---------- Source document

At the cost of some chronological backtracking, we will trace each of the
three main movements: first the logical positivists, whose flagship was the
Vienna Circle; then the ordinary language movement, which originated in
British networks simultaneously with Russell’s logicist movement and claimed
Wittgenstein as apostate from one movement to the other. Finally we return
to the German side to pick up the parallel development originating in the
networks of mathematicians and of Neo-Kantians that became phenomenology
and eventually existentialism. The two big German movements, starting from
much the same roots, reorganized the intellectual field around new conflicts
and grew steadily more opposed. In the process the older Neo-Kantianism
which dominated philosophy during the period of disciplinary differentiation,
was displaced from the center of the attention space.

--------------------

▸ Objectives
1) List every philosophical movement or school named in the passage on philosophical movements, leaving out the Vienna Circle.
2) Pick up the passage on philosophical movements and carry it forward from its last sentence.
The rows that follow are not required for any of this work.

---------- Dataset entries

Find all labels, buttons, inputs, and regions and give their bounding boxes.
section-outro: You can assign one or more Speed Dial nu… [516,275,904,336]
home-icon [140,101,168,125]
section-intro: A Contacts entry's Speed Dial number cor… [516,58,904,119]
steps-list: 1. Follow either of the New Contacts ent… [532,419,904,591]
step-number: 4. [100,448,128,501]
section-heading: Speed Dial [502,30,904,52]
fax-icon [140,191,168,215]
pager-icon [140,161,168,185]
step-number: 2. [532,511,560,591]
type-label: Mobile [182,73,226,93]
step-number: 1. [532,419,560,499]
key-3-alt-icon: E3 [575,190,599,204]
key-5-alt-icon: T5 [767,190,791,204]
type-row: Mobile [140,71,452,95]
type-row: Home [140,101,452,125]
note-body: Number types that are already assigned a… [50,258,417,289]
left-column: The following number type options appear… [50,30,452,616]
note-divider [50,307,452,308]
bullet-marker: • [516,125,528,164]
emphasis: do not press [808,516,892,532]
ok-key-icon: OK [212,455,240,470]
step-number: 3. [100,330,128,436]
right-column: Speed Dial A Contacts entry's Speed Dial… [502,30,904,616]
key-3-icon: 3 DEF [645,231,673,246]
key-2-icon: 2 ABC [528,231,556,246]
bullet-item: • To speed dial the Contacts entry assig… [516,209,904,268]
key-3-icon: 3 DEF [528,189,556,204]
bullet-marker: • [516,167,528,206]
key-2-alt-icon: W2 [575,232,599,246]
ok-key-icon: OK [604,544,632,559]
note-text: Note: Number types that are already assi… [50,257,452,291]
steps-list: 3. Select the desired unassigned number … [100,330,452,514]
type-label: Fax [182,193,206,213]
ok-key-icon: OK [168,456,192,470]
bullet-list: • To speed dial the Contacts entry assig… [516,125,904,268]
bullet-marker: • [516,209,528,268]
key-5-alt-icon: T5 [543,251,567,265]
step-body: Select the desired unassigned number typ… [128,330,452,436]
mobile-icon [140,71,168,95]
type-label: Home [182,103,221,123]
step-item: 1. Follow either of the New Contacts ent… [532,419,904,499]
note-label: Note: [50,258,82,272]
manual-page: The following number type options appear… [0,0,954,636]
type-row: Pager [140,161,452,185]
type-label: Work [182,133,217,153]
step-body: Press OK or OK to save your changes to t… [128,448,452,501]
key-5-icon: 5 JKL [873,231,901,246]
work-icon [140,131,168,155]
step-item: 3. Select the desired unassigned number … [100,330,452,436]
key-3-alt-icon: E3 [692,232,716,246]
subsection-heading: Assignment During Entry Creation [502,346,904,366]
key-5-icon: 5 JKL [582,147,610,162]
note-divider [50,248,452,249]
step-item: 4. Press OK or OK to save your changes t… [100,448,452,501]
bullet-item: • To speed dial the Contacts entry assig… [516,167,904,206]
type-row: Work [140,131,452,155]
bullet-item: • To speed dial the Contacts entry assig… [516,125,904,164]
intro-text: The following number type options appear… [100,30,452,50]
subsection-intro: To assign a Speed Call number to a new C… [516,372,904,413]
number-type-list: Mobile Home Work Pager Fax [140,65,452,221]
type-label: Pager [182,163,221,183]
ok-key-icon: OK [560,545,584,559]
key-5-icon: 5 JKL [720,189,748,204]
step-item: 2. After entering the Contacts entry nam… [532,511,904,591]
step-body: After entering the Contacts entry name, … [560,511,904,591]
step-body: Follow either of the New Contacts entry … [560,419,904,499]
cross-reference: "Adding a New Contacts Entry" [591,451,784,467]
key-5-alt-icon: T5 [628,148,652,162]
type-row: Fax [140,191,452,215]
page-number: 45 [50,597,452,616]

--------------------

▸ Written responses
1)
- Logical positivism (the logical positivists)
- The ordinary language movement
- Russell's logicist movement
- Phenomenology
- Existentialism
- Neo-Kantianism

2)
The Vienna Circle is an amalgam of three ancestral networks: Neo-
Kantians, physicist-positivists, and mathematician-logicians of the foundations
struggle.^23 In the personal intersection of these networks and the super-concen-
tration of the oppositions going on both within and among each group, we
find the source of the creative energy of the Vienna Circle (see Figure 13.4).
When logical positivists superseded Neo-Kantians, they broke up a modus
vivendi among scientists and philosophers going back to Helmholtz in the
1850s. The laws of mathematical science had long been defended by Cohen’s
Marburg school. The interpretation by Cohen’s pupil Cassirer of the new
phenomenalistic physics was widely regarded as preserving objectivity better
than Mach’s extremism, and as providing the best philosophical interpretation
of Einsteinian relativity theory. Cassirer in 1910 held influentially that matter,
substance, and force have no ontological reality; the subject of science is mere
phenomenological description, structured by theoretical statements of func-
tional connections. At virtually the same time, Vaihinger became famous for
his Philosophy of As-If (1911), stating that we operate on the basis of necessary
fictions taken as if they were true.^24 Schlick and Reichenbach, too, were avowed
Kantians up to the early 1920s, as were Carnap and Popper still later.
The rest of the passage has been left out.